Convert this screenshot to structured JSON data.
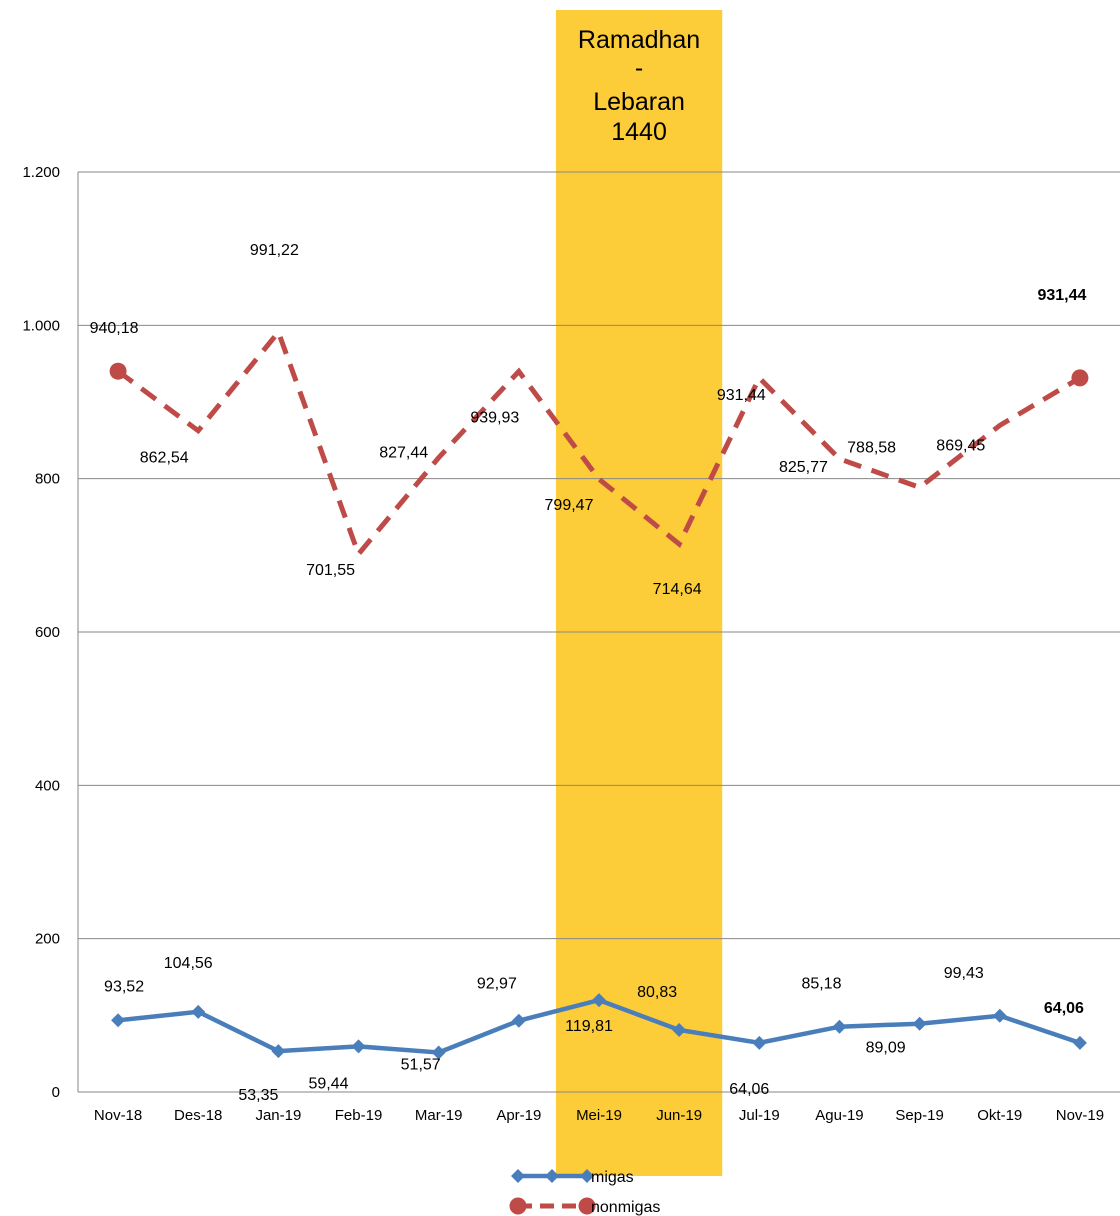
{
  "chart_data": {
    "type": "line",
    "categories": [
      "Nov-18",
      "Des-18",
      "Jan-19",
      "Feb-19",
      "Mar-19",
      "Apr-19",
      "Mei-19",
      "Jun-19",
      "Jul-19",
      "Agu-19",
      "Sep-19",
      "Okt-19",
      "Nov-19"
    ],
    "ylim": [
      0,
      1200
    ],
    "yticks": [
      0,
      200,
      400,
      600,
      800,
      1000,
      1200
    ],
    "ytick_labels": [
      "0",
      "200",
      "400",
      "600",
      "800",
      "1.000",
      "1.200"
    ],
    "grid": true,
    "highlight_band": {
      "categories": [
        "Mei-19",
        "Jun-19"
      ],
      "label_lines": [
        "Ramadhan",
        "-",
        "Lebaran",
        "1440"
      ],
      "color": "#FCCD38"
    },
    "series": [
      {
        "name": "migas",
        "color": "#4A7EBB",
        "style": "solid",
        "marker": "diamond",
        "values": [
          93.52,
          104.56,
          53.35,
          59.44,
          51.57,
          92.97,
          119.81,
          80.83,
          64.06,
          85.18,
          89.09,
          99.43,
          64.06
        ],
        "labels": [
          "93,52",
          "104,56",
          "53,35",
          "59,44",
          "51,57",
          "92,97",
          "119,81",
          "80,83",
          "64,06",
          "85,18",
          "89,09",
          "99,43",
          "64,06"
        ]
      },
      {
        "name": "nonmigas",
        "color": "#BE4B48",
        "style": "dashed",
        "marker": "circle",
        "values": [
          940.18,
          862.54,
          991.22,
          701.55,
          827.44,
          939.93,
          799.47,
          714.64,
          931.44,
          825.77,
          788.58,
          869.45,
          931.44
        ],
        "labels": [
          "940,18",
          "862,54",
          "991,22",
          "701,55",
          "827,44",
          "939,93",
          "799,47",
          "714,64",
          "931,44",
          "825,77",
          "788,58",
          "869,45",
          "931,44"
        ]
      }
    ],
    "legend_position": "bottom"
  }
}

•••••

Repeat all of the records verbatim, leaving out the pictures.

Convert this screenshot to structured JSON data.
{
  "chart_data": {
    "type": "line",
    "categories": [
      "Nov-18",
      "Des-18",
      "Jan-19",
      "Feb-19",
      "Mar-19",
      "Apr-19",
      "Mei-19",
      "Jun-19",
      "Jul-19",
      "Agu-19",
      "Sep-19",
      "Okt-19",
      "Nov-19"
    ],
    "ylim": [
      0,
      1200
    ],
    "yticks": [
      0,
      200,
      400,
      600,
      800,
      1000,
      1200
    ],
    "ytick_labels": [
      "0",
      "200",
      "400",
      "600",
      "800",
      "1.000",
      "1.200"
    ],
    "grid": true,
    "highlight_band": {
      "categories": [
        "Mei-19",
        "Jun-19"
      ],
      "label_lines": [
        "Ramadhan",
        "-",
        "Lebaran",
        "1440"
      ],
      "color": "#FCCD38"
    },
    "series": [
      {
        "name": "migas",
        "color": "#4A7EBB",
        "style": "solid",
        "marker": "diamond",
        "values": [
          93.52,
          104.56,
          53.35,
          59.44,
          51.57,
          92.97,
          119.81,
          80.83,
          64.06,
          85.18,
          89.09,
          99.43,
          64.06
        ],
        "labels": [
          "93,52",
          "104,56",
          "53,35",
          "59,44",
          "51,57",
          "92,97",
          "119,81",
          "80,83",
          "64,06",
          "85,18",
          "89,09",
          "99,43",
          "64,06"
        ]
      },
      {
        "name": "nonmigas",
        "color": "#BE4B48",
        "style": "dashed",
        "marker": "circle",
        "values": [
          940.18,
          862.54,
          991.22,
          701.55,
          827.44,
          939.93,
          799.47,
          714.64,
          931.44,
          825.77,
          788.58,
          869.45,
          931.44
        ],
        "labels": [
          "940,18",
          "862,54",
          "991,22",
          "701,55",
          "827,44",
          "939,93",
          "799,47",
          "714,64",
          "931,44",
          "825,77",
          "788,58",
          "869,45",
          "931,44"
        ]
      }
    ],
    "legend_position": "bottom"
  }
}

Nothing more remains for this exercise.